### [EXTRACTED DATA]
━━━━━━━━

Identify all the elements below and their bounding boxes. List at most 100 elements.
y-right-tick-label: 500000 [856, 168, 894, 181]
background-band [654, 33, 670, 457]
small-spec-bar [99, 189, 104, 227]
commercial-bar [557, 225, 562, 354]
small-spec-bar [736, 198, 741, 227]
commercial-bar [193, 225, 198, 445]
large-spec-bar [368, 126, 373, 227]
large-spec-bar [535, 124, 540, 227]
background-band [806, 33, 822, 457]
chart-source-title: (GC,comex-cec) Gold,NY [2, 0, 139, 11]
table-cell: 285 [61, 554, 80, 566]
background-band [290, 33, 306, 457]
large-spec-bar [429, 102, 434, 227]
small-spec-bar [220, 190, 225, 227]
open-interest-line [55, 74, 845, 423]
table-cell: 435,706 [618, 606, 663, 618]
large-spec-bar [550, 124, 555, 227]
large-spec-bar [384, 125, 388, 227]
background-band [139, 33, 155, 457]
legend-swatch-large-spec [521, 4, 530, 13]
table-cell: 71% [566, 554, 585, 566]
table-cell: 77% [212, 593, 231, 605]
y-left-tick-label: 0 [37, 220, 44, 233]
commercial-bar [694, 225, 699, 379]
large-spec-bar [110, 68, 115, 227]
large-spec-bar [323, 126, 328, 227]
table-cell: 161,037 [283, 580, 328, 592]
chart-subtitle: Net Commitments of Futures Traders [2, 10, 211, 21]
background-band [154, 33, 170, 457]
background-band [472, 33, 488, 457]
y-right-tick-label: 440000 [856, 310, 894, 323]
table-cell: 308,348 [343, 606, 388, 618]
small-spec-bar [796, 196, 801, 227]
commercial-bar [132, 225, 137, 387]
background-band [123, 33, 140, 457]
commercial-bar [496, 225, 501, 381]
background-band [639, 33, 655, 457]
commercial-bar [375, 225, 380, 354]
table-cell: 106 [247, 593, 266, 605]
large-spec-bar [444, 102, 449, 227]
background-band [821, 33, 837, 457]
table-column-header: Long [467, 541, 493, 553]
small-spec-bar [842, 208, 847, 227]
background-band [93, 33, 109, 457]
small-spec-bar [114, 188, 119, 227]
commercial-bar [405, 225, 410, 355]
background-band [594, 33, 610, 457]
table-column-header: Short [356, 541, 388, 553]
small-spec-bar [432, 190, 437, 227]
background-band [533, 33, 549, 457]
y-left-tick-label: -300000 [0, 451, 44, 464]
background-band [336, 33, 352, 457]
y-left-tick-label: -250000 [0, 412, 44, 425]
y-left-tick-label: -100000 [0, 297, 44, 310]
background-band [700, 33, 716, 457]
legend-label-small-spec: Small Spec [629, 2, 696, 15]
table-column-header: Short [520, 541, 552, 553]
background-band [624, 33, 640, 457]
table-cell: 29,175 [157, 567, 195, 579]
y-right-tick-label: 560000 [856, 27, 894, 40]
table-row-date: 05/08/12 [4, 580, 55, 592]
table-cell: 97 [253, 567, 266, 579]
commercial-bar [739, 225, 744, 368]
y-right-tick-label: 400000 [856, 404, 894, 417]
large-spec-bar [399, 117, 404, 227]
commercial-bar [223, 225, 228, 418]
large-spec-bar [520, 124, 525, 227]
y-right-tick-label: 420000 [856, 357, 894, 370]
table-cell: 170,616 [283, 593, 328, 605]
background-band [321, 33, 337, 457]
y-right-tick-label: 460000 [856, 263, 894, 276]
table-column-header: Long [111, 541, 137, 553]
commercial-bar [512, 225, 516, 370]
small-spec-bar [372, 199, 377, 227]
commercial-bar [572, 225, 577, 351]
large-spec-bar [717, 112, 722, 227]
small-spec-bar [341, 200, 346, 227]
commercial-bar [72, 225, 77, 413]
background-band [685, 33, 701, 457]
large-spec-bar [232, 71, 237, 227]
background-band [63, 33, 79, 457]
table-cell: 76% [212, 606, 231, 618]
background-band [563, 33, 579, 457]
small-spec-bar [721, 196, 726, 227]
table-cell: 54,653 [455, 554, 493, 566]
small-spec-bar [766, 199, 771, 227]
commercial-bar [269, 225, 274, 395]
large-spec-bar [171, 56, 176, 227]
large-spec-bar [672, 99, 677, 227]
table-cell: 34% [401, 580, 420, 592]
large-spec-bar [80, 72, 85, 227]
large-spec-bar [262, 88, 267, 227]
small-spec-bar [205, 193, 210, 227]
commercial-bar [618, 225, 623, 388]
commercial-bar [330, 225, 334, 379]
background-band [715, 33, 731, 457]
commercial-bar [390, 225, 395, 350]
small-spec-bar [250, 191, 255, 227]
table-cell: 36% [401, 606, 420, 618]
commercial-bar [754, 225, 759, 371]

━━━━━━━━

### [DIRECTIVE]
Reproduce the material above, from its first line up to and including the line containing "commercial-bar [193, 225, 198, 445]".

### [ANSWER FOR THE TASK]
Identify all the elements below and their bounding boxes. List at most 100 elements.
y-right-tick-label: 500000 [856, 168, 894, 181]
background-band [654, 33, 670, 457]
small-spec-bar [99, 189, 104, 227]
commercial-bar [557, 225, 562, 354]
small-spec-bar [736, 198, 741, 227]
commercial-bar [193, 225, 198, 445]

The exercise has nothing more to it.